Exercise objective:
Below are records; count the lines in them that hold "เขตจต" and give only the count.

Given records:
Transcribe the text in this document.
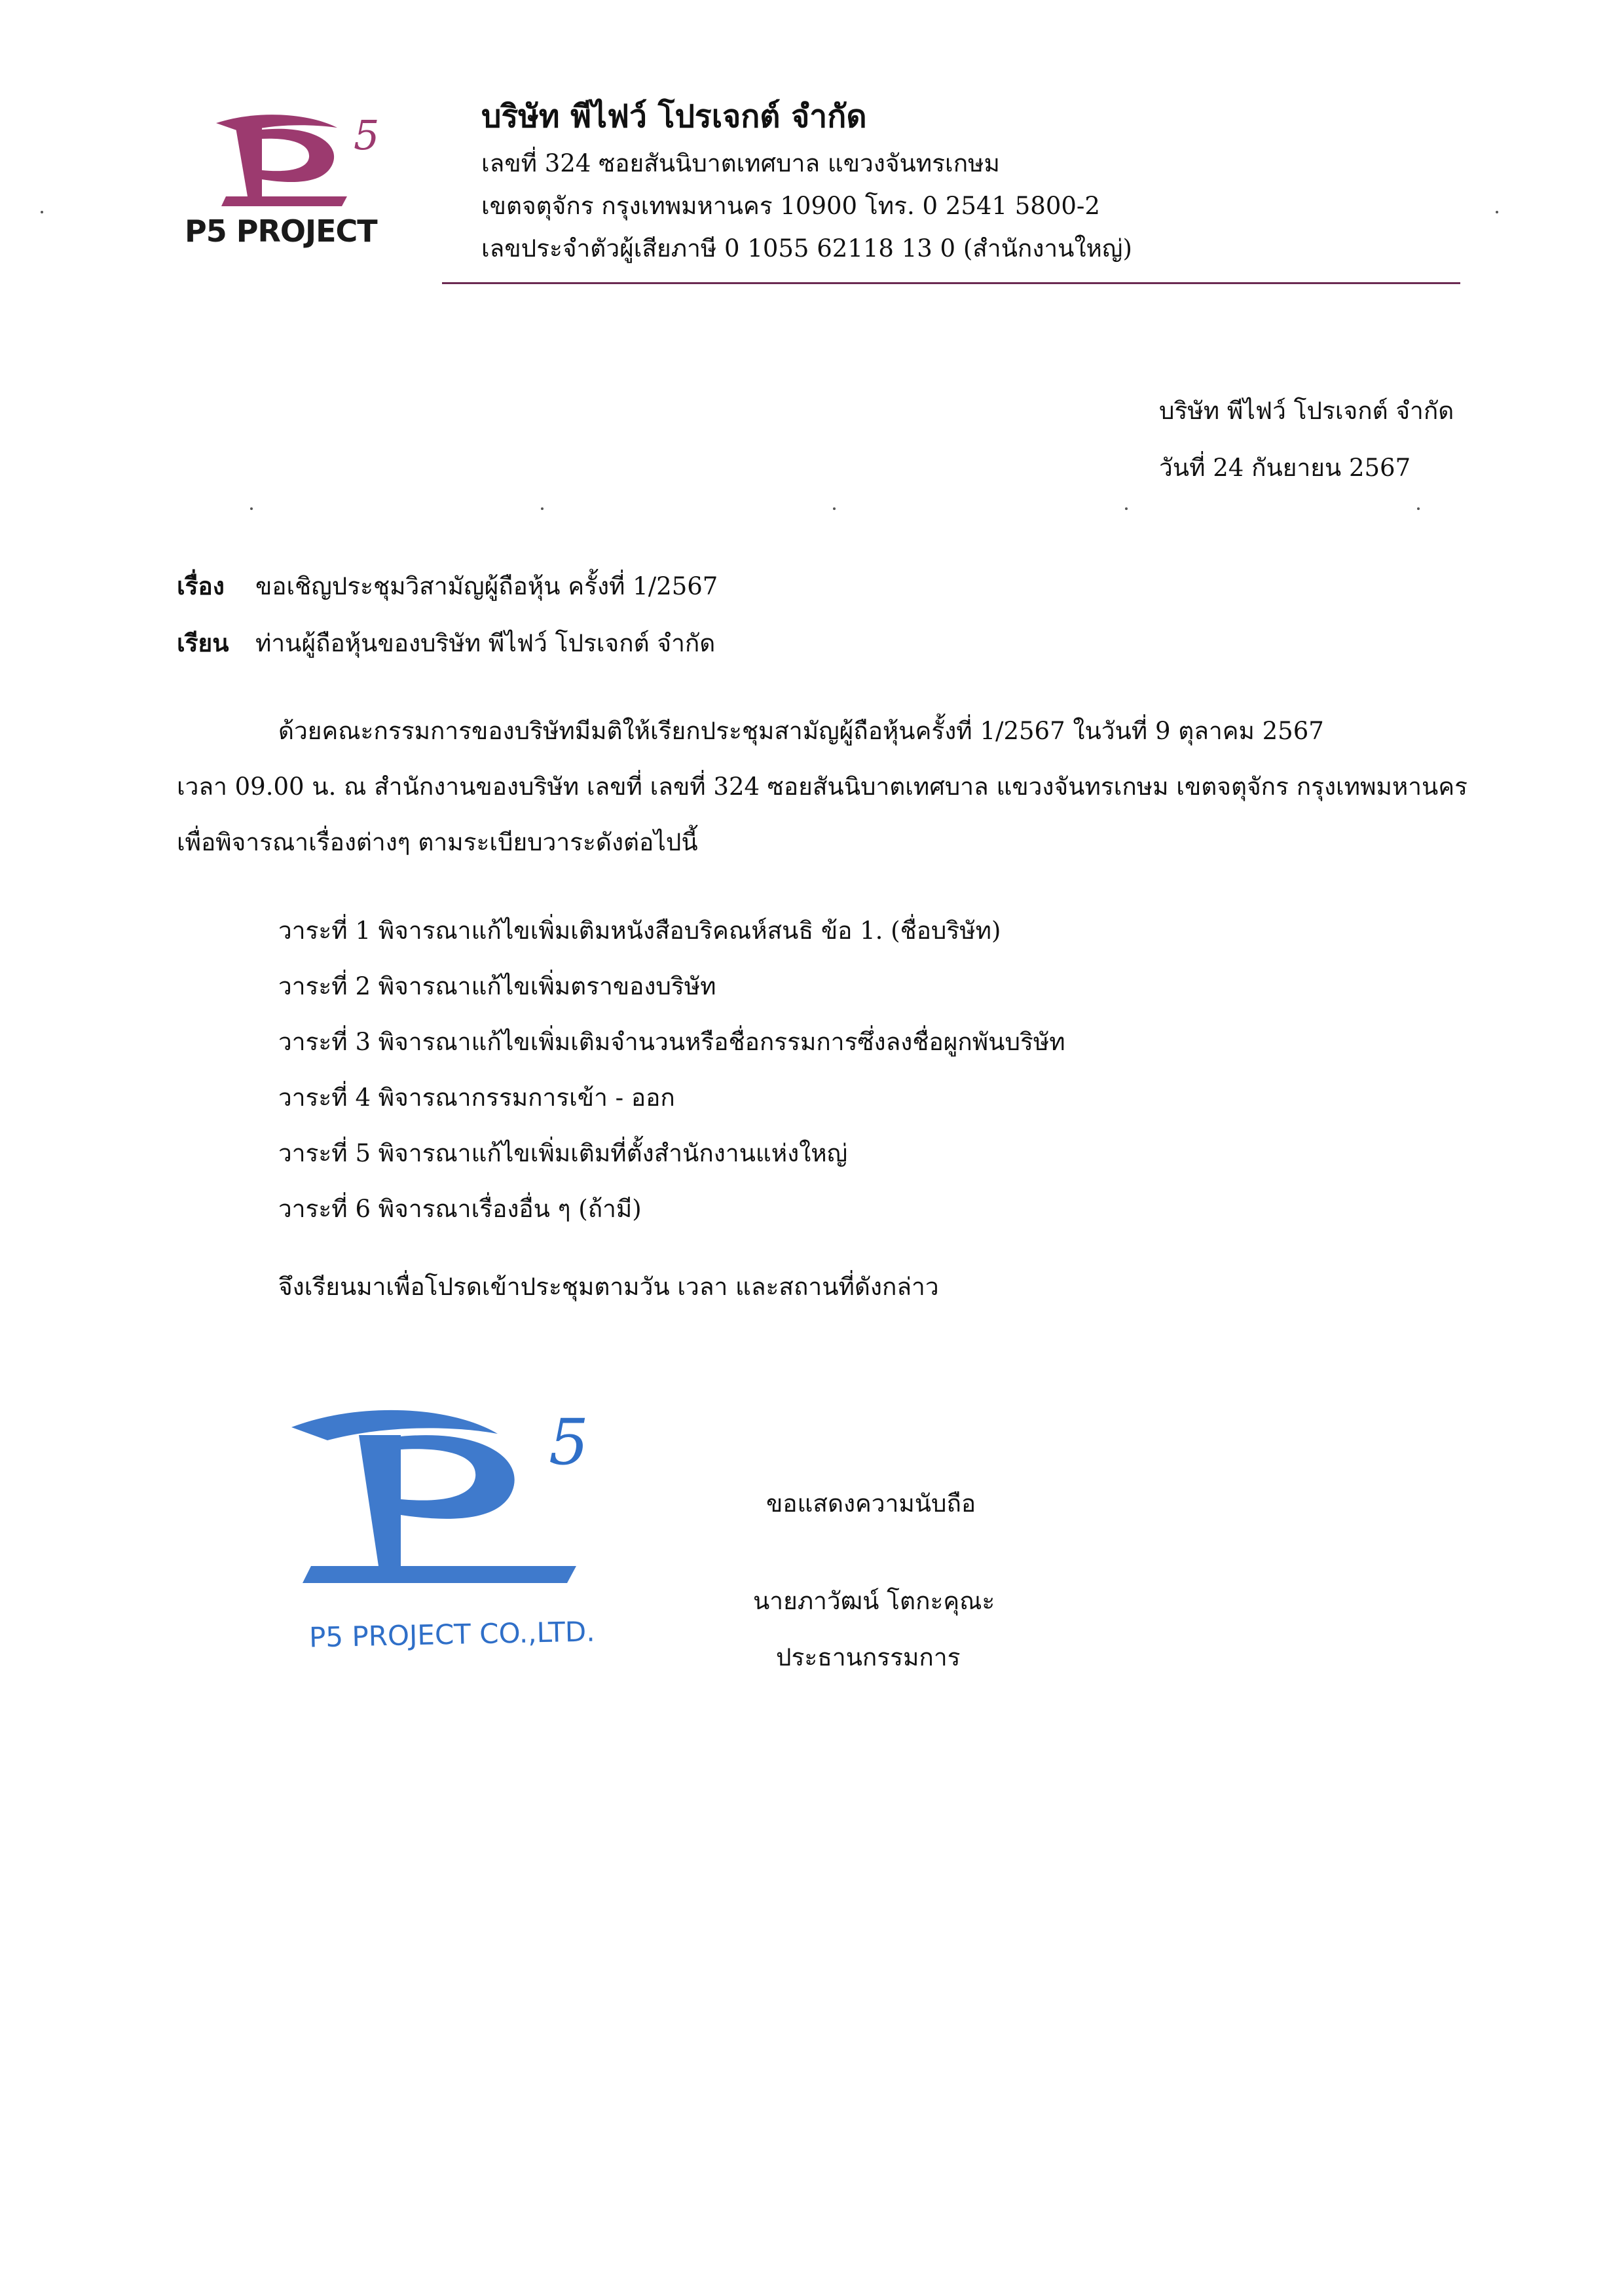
5
P5 PROJECT
บริษัท พีไฟว์ โปรเจกต์ จำกัด
เลขที่ 324 ซอยสันนิบาตเทศบาล แขวงจันทรเกษม
เขตจตุจักร กรุงเทพมหานคร 10900 โทร. 0 2541 5800-2
เลขประจำตัวผู้เสียภาษี 0 1055 62118 13 0 (สำนักงานใหญ่)
บริษัท พีไฟว์ โปรเจกต์ จำกัด
วันที่ 24 กันยายน 2567
เรื่อง ขอเชิญประชุมวิสามัญผู้ถือหุ้น ครั้งที่ 1/2567
เรียน ท่านผู้ถือหุ้นของบริษัท พีไฟว์ โปรเจกต์ จำกัด
ด้วยคณะกรรมการของบริษัทมีมติให้เรียกประชุมสามัญผู้ถือหุ้นครั้งที่ 1/2567 ในวันที่ 9 ตุลาคม 2567
เวลา 09.00 น. ณ สำนักงานของบริษัท เลขที่ เลขที่ 324 ซอยสันนิบาตเทศบาล แขวงจันทรเกษม เขตจตุจักร กรุงเทพมหานคร
เพื่อพิจารณาเรื่องต่างๆ ตามระเบียบวาระดังต่อไปนี้
วาระที่ 1 พิจารณาแก้ไขเพิ่มเติมหนังสือบริคณห์สนธิ ข้อ 1. (ชื่อบริษัท)
วาระที่ 2 พิจารณาแก้ไขเพิ่มตราของบริษัท
วาระที่ 3 พิจารณาแก้ไขเพิ่มเติมจำนวนหรือชื่อกรรมการซึ่งลงชื่อผูกพันบริษัท
วาระที่ 4 พิจารณากรรมการเข้า - ออก
วาระที่ 5 พิจารณาแก้ไขเพิ่มเติมที่ตั้งสำนักงานแห่งใหญ่
วาระที่ 6 พิจารณาเรื่องอื่น ๆ (ถ้ามี)
จึงเรียนมาเพื่อโปรดเข้าประชุมตามวัน เวลา และสถานที่ดังกล่าว
5
P5 PROJECT CO.,LTD.
ขอแสดงความนับถือ
นายภาวัฒน์ โตกะคุณะ
ประธานกรรมการ
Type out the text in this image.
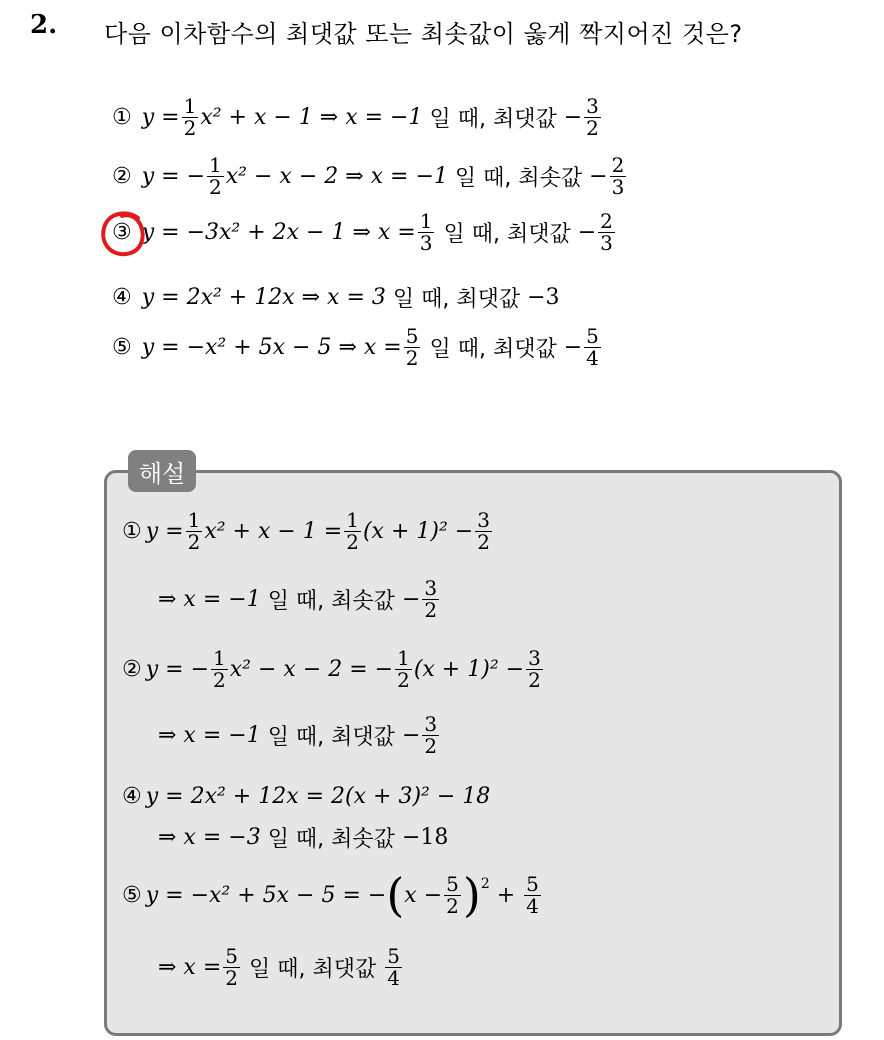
2. 다음 이차함수의 최댓값 또는 최솟값이 옳게 짝지어진 것은?
① $y = \frac{1}{2} x^2 + x - 1$ ⇒ x = −1
일 때, 최댓값
− $\frac{3}{2}$
② y = − $\frac{1}{2} x^2 - x - 2$ ⇒ x = −1
일 때, 최솟값
− $\frac{2}{3}$
③ y = −3x² + 2x − 1 ⇒ $x = \frac{1}{3}$
일 때, 최댓값
− $\frac{2}{3}$
④ y = 2x² + 12x ⇒ x = 3
일 때, 최댓값
−3
⑤ y = −x² + 5x − 5 ⇒ $x = \frac{5}{2}$
일 때, 최댓값
− $\frac{5}{4}$
해설
① $y = \frac{1}{2} x^2 + x - 1 = \frac{1}{2} (x + 1)^2 - \frac{3}{2}$
⇒ x = −1
일 때, 최솟값
− $\frac{3}{2}$
② y = − $\frac{1}{2} x^2 - x - 2$ = − $\frac{1}{2} (x + 1)^2 - \frac{3}{2}$
⇒ x = −1
일 때, 최댓값
− $\frac{3}{2}$
④ y = 2x² + 12x = 2(x + 3)² − 18
⇒ x = −3
일 때, 최솟값
−18
⑤ y = −x² + 5x − 5 = − ( $x - \frac{5}{2} )^2 + \frac{5}{4}$
⇒ $x = \frac{5}{2}$
일 때, 최댓값
$\frac{5}{4}$
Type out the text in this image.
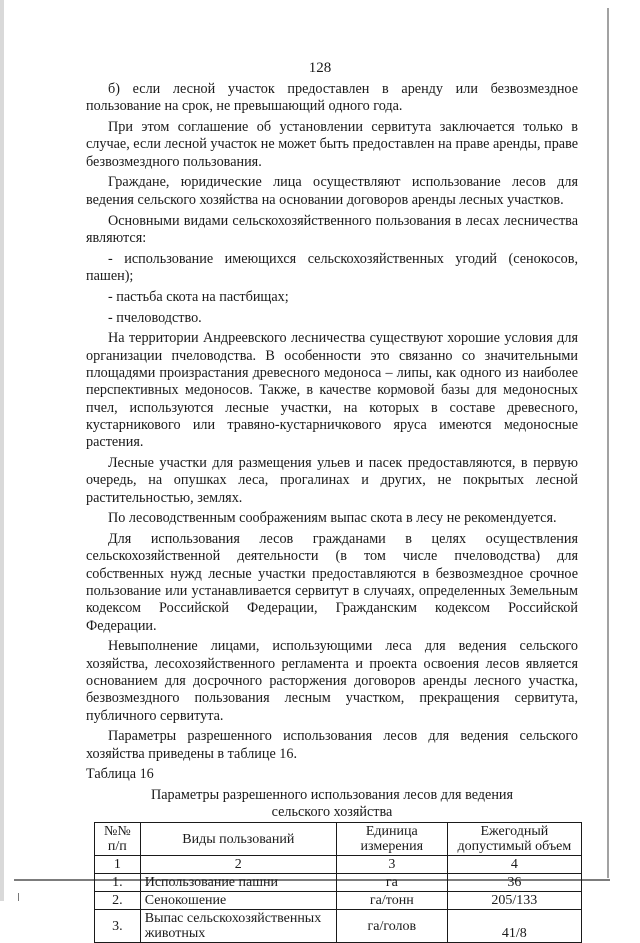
128

б) если лесной участок предоставлен в аренду или безвозмездное пользование на срок, не превышающий одного года.

При этом соглашение об установлении сервитута заключается только в случае, если лесной участок не может быть предоставлен на праве аренды, праве безвозмездного пользования.

Граждане, юридические лица осуществляют использование лесов для ведения сельского хозяйства на основании договоров аренды лесных участков.

Основными видами сельскохозяйственного пользования в лесах лесничества являются:

- использование имеющихся сельскохозяйственных угодий (сенокосов, пашен);

- пастьба скота на пастбищах;

- пчеловодство.

На территории Андреевского лесничества существуют хорошие условия для организации пчеловодства. В особенности это связанно со значительными площадями произрастания древесного медоноса – липы, как одного из наиболее перспективных медоносов. Также, в качестве кормовой базы для медоносных пчел, используются лесные участки, на которых в составе древесного, кустарникового или травяно-кустарничкового яруса имеются медоносные растения.

Лесные участки для размещения ульев и пасек предоставляются, в первую очередь, на опушках леса, прогалинах и других, не покрытых лесной растительностью, землях.

По лесоводственным соображениям выпас скота в лесу не рекомендуется.

Для использования лесов гражданами в целях осуществления сельскохозяйственной деятельности (в том числе пчеловодства) для собственных нужд лесные участки предоставляются в безвозмездное срочное пользование или устанавливается сервитут в случаях, определенных Земельным кодексом Российской Федерации, Гражданским кодексом Российской Федерации.

Невыполнение лицами, использующими леса для ведения сельского хозяйства, лесохозяйственного регламента и проекта освоения лесов является основанием для досрочного расторжения договоров аренды лесного участка, безвозмездного пользования лесным участком, прекращения сервитута, публичного сервитута.

Параметры разрешенного использования лесов для ведения сельского хозяйства приведены в таблице 16.

Таблица 16

Параметры разрешенного использования лесов для ведения
сельского хозяйства
№№ п/п	Виды пользований	Единица измерения	Ежегодный допустимый объем
1	2	3	4
1.	Использование пашни	га	36
2.	Сенокошение	га/тонн	205/133
3.	Выпас сельскохозяйственных животных	га/голов	41/8
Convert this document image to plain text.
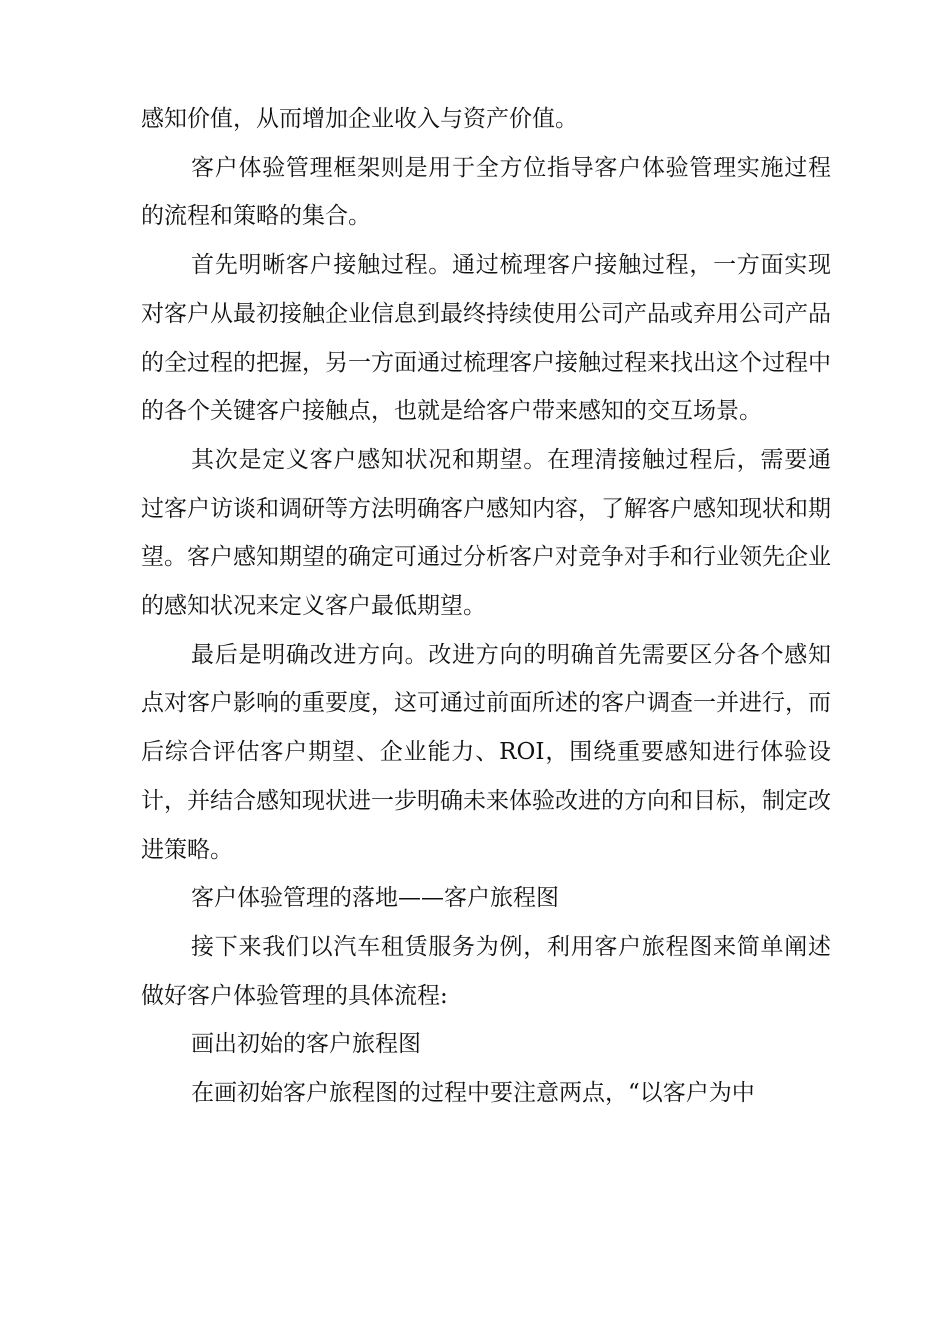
感知价值，从而增加企业收入与资产价值。

客户体验管理框架则是用于全方位指导客户体验管理实施过程的流程和策略的集合。

首先明晰客户接触过程。通过梳理客户接触过程，一方面实现对客户从最初接触企业信息到最终持续使用公司产品或弃用公司产品的全过程的把握，另一方面通过梳理客户接触过程来找出这个过程中的各个关键客户接触点，也就是给客户带来感知的交互场景。

其次是定义客户感知状况和期望。在理清接触过程后，需要通过客户访谈和调研等方法明确客户感知内容，了解客户感知现状和期望。客户感知期望的确定可通过分析客户对竞争对手和行业领先企业的感知状况来定义客户最低期望。

最后是明确改进方向。改进方向的明确首先需要区分各个感知点对客户影响的重要度，这可通过前面所述的客户调查一并进行，而后综合评估客户期望、企业能力、ROI，围绕重要感知进行体验设计，并结合感知现状进一步明确未来体验改进的方向和目标，制定改进策略。

客户体验管理的落地——客户旅程图

接下来我们以汽车租赁服务为例，利用客户旅程图来简单阐述做好客户体验管理的具体流程:

画出初始的客户旅程图

在画初始客户旅程图的过程中要注意两点，“以客户为中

Response:
2